To do: Give these lines again, switching "perspective view" to "isometric view" and leaving everything else unchanged.

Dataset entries
......

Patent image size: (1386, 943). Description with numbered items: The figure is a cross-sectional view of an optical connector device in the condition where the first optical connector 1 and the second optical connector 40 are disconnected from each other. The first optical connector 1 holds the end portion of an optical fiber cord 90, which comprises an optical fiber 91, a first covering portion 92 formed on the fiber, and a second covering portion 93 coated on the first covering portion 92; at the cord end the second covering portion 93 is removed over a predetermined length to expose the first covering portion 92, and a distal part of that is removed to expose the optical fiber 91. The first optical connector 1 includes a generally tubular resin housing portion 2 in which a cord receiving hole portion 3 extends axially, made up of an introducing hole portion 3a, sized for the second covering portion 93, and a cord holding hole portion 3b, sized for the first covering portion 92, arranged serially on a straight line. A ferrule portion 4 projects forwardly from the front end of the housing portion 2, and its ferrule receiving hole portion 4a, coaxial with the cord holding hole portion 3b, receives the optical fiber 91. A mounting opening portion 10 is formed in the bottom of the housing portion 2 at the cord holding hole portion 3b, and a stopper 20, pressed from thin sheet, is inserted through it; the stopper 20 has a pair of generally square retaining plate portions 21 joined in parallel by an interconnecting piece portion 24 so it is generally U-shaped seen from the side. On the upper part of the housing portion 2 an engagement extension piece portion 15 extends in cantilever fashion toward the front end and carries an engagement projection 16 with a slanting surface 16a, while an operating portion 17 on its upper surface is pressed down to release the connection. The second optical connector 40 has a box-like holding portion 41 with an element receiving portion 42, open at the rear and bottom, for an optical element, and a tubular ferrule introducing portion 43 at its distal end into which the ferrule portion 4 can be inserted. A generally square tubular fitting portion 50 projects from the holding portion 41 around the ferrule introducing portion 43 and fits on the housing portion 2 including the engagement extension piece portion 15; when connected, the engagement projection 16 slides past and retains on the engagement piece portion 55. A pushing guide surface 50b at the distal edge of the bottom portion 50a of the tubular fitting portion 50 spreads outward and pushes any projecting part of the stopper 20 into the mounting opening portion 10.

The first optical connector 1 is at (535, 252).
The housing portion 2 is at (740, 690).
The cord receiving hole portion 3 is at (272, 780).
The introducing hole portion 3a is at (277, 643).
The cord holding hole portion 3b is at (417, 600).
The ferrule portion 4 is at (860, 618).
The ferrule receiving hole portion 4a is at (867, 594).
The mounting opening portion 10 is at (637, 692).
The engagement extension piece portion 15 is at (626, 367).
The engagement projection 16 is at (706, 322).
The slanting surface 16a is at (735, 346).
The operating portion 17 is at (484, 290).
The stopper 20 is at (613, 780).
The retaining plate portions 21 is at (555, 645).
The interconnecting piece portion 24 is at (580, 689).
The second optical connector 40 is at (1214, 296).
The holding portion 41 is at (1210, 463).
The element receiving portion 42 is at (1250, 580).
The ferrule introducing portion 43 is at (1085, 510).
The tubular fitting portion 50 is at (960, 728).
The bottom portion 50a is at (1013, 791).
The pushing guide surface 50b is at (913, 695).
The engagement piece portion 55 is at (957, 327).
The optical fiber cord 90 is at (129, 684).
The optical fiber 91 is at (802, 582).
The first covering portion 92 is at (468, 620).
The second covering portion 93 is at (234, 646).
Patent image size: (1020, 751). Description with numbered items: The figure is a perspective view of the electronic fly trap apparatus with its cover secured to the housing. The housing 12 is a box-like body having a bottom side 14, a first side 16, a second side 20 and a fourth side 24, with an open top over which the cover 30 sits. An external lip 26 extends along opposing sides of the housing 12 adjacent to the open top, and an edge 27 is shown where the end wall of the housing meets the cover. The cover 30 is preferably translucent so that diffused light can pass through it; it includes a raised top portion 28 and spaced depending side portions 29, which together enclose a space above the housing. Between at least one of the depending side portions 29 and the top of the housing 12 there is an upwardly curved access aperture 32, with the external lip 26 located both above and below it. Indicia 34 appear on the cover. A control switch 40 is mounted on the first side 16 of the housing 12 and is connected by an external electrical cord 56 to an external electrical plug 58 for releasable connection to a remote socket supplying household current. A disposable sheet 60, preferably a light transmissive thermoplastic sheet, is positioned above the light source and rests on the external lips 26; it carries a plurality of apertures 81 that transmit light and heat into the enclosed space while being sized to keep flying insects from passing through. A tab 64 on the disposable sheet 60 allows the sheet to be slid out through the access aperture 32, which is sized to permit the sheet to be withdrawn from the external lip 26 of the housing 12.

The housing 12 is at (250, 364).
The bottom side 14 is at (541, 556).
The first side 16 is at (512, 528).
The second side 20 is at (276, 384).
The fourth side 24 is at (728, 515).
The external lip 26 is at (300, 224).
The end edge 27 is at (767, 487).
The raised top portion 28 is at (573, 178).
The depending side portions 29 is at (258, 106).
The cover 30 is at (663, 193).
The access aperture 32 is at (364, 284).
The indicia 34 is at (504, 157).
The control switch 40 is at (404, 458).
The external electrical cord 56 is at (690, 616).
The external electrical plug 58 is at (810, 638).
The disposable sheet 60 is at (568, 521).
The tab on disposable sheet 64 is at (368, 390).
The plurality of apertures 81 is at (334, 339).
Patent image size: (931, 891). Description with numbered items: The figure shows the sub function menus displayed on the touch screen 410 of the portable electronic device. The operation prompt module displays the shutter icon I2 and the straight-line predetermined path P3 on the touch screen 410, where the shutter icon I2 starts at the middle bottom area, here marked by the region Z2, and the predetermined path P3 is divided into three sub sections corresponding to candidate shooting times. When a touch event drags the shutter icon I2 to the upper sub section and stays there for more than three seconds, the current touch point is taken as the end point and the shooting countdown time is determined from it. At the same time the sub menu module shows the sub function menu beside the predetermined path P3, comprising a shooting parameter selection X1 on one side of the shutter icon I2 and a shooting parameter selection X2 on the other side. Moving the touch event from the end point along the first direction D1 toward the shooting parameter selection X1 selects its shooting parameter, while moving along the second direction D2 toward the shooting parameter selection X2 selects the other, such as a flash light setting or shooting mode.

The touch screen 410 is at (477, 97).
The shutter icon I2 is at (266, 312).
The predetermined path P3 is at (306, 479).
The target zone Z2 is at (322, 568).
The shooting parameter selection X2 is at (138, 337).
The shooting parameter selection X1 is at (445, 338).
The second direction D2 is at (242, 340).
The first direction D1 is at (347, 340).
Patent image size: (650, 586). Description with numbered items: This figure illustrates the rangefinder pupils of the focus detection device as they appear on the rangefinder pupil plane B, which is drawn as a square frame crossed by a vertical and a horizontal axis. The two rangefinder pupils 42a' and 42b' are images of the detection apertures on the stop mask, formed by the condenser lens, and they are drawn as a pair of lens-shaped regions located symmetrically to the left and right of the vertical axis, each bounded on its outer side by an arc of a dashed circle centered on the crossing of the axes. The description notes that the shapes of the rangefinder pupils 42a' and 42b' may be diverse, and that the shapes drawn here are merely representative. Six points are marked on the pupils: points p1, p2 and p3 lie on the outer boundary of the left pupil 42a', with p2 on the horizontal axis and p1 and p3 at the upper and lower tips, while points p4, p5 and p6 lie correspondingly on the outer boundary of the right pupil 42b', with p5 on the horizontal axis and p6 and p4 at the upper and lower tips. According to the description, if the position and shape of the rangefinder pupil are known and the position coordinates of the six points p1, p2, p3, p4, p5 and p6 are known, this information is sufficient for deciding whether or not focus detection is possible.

......

Answer in full:
Patent image size: (1386, 943). Description with numbered items: The figure is a cross-sectional view of an optical connector device in the condition where the first optical connector 1 and the second optical connector 40 are disconnected from each other. The first optical connector 1 holds the end portion of an optical fiber cord 90, which comprises an optical fiber 91, a first covering portion 92 formed on the fiber, and a second covering portion 93 coated on the first covering portion 92; at the cord end the second covering portion 93 is removed over a predetermined length to expose the first covering portion 92, and a distal part of that is removed to expose the optical fiber 91. The first optical connector 1 includes a generally tubular resin housing portion 2 in which a cord receiving hole portion 3 extends axially, made up of an introducing hole portion 3a, sized for the second covering portion 93, and a cord holding hole portion 3b, sized for the first covering portion 92, arranged serially on a straight line. A ferrule portion 4 projects forwardly from the front end of the housing portion 2, and its ferrule receiving hole portion 4a, coaxial with the cord holding hole portion 3b, receives the optical fiber 91. A mounting opening portion 10 is formed in the bottom of the housing portion 2 at the cord holding hole portion 3b, and a stopper 20, pressed from thin sheet, is inserted through it; the stopper 20 has a pair of generally square retaining plate portions 21 joined in parallel by an interconnecting piece portion 24 so it is generally U-shaped seen from the side. On the upper part of the housing portion 2 an engagement extension piece portion 15 extends in cantilever fashion toward the front end and carries an engagement projection 16 with a slanting surface 16a, while an operating portion 17 on its upper surface is pressed down to release the connection. The second optical connector 40 has a box-like holding portion 41 with an element receiving portion 42, open at the rear and bottom, for an optical element, and a tubular ferrule introducing portion 43 at its distal end into which the ferrule portion 4 can be inserted. A generally square tubular fitting portion 50 projects from the holding portion 41 around the ferrule introducing portion 43 and fits on the housing portion 2 including the engagement extension piece portion 15; when connected, the engagement projection 16 slides past and retains on the engagement piece portion 55. A pushing guide surface 50b at the distal edge of the bottom portion 50a of the tubular fitting portion 50 spreads outward and pushes any projecting part of the stopper 20 into the mounting opening portion 10.

The first optical connector 1 is at (535, 252).
The housing portion 2 is at (740, 690).
The cord receiving hole portion 3 is at (272, 780).
The introducing hole portion 3a is at (277, 643).
The cord holding hole portion 3b is at (417, 600).
The ferrule portion 4 is at (860, 618).
The ferrule receiving hole portion 4a is at (867, 594).
The mounting opening portion 10 is at (637, 692).
The engagement extension piece portion 15 is at (626, 367).
The engagement projection 16 is at (706, 322).
The slanting surface 16a is at (735, 346).
The operating portion 17 is at (484, 290).
The stopper 20 is at (613, 780).
The retaining plate portions 21 is at (555, 645).
The interconnecting piece portion 24 is at (580, 689).
The second optical connector 40 is at (1214, 296).
The holding portion 41 is at (1210, 463).
The element receiving portion 42 is at (1250, 580).
The ferrule introducing portion 43 is at (1085, 510).
The tubular fitting portion 50 is at (960, 728).
The bottom portion 50a is at (1013, 791).
The pushing guide surface 50b is at (913, 695).
The engagement piece portion 55 is at (957, 327).
The optical fiber cord 90 is at (129, 684).
The optical fiber 91 is at (802, 582).
The first covering portion 92 is at (468, 620).
The second covering portion 93 is at (234, 646).
Patent image size: (1020, 751). Description with numbered items: The figure is a isometric view of the electronic fly trap apparatus with its cover secured to the housing. The housing 12 is a box-like body having a bottom side 14, a first side 16, a second side 20 and a fourth side 24, with an open top over which the cover 30 sits. An external lip 26 extends along opposing sides of the housing 12 adjacent to the open top, and an edge 27 is shown where the end wall of the housing meets the cover. The cover 30 is preferably translucent so that diffused light can pass through it; it includes a raised top portion 28 and spaced depending side portions 29, which together enclose a space above the housing. Between at least one of the depending side portions 29 and the top of the housing 12 there is an upwardly curved access aperture 32, with the external lip 26 located both above and below it. Indicia 34 appear on the cover. A control switch 40 is mounted on the first side 16 of the housing 12 and is connected by an external electrical cord 56 to an external electrical plug 58 for releasable connection to a remote socket supplying household current. A disposable sheet 60, preferably a light transmissive thermoplastic sheet, is positioned above the light source and rests on the external lips 26; it carries a plurality of apertures 81 that transmit light and heat into the enclosed space while being sized to keep flying insects from passing through. A tab 64 on the disposable sheet 60 allows the sheet to be slid out through the access aperture 32, which is sized to permit the sheet to be withdrawn from the external lip 26 of the housing 12.

The housing 12 is at (250, 364).
The bottom side 14 is at (541, 556).
The first side 16 is at (512, 528).
The second side 20 is at (276, 384).
The fourth side 24 is at (728, 515).
The external lip 26 is at (300, 224).
The end edge 27 is at (767, 487).
The raised top portion 28 is at (573, 178).
The depending side portions 29 is at (258, 106).
The cover 30 is at (663, 193).
The access aperture 32 is at (364, 284).
The indicia 34 is at (504, 157).
The control switch 40 is at (404, 458).
The external electrical cord 56 is at (690, 616).
The external electrical plug 58 is at (810, 638).
The disposable sheet 60 is at (568, 521).
The tab on disposable sheet 64 is at (368, 390).
The plurality of apertures 81 is at (334, 339).
Patent image size: (931, 891). Description with numbered items: The figure shows the sub function menus displayed on the touch screen 410 of the portable electronic device. The operation prompt module displays the shutter icon I2 and the straight-line predetermined path P3 on the touch screen 410, where the shutter icon I2 starts at the middle bottom area, here marked by the region Z2, and the predetermined path P3 is divided into three sub sections corresponding to candidate shooting times. When a touch event drags the shutter icon I2 to the upper sub section and stays there for more than three seconds, the current touch point is taken as the end point and the shooting countdown time is determined from it. At the same time the sub menu module shows the sub function menu beside the predetermined path P3, comprising a shooting parameter selection X1 on one side of the shutter icon I2 and a shooting parameter selection X2 on the other side. Moving the touch event from the end point along the first direction D1 toward the shooting parameter selection X1 selects its shooting parameter, while moving along the second direction D2 toward the shooting parameter selection X2 selects the other, such as a flash light setting or shooting mode.

The touch screen 410 is at (477, 97).
The shutter icon I2 is at (266, 312).
The predetermined path P3 is at (306, 479).
The target zone Z2 is at (322, 568).
The shooting parameter selection X2 is at (138, 337).
The shooting parameter selection X1 is at (445, 338).
The second direction D2 is at (242, 340).
The first direction D1 is at (347, 340).
Patent image size: (650, 586). Description with numbered items: This figure illustrates the rangefinder pupils of the focus detection device as they appear on the rangefinder pupil plane B, which is drawn as a square frame crossed by a vertical and a horizontal axis. The two rangefinder pupils 42a' and 42b' are images of the detection apertures on the stop mask, formed by the condenser lens, and they are drawn as a pair of lens-shaped regions located symmetrically to the left and right of the vertical axis, each bounded on its outer side by an arc of a dashed circle centered on the crossing of the axes. The description notes that the shapes of the rangefinder pupils 42a' and 42b' may be diverse, and that the shapes drawn here are merely representative. Six points are marked on the pupils: points p1, p2 and p3 lie on the outer boundary of the left pupil 42a', with p2 on the horizontal axis and p1 and p3 at the upper and lower tips, while points p4, p5 and p6 lie correspondingly on the outer boundary of the right pupil 42b', with p5 on the horizontal axis and p6 and p4 at the upper and lower tips. According to the description, if the position and shape of the rangefinder pupil are known and the position coordinates of the six points p1, p2, p3, p4, p5 and p6 are known, this information is sufficient for deciding whether or not focus detection is possible.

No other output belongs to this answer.